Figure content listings

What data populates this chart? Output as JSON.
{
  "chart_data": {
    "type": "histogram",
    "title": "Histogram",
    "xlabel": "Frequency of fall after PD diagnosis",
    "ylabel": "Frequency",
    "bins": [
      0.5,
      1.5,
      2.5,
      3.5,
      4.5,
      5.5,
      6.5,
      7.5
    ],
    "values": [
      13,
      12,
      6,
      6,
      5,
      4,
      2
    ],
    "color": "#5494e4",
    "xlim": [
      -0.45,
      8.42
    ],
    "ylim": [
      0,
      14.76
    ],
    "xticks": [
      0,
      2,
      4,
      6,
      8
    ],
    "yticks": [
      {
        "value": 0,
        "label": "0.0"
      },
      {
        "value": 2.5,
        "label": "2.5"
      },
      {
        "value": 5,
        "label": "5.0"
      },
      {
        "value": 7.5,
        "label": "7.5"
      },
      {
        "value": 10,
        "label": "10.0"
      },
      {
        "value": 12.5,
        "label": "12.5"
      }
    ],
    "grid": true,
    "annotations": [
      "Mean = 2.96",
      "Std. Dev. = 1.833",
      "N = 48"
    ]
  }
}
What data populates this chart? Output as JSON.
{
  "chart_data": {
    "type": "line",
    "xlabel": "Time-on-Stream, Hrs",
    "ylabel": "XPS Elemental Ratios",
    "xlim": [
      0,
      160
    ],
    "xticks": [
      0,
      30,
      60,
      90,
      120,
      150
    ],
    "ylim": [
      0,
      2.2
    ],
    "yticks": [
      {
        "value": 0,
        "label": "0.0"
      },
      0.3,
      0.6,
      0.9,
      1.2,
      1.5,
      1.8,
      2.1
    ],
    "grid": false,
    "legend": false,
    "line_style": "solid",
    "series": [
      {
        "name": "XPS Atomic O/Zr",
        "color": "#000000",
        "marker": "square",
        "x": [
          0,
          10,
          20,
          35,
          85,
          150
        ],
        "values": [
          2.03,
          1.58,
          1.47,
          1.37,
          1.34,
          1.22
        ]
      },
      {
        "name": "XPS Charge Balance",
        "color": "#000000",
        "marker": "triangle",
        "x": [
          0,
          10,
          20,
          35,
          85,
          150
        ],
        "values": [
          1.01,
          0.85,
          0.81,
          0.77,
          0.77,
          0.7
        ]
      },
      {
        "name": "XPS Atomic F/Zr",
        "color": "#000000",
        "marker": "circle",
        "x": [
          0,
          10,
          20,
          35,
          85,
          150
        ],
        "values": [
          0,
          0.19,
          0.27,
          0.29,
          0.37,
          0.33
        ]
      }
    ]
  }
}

** Problem to work on **
Which lines of the data above contain "ylabel"? Copy each one.

** Solution **
    "ylabel": "Frequency",
    "ylabel": "XPS Elemental Ratios",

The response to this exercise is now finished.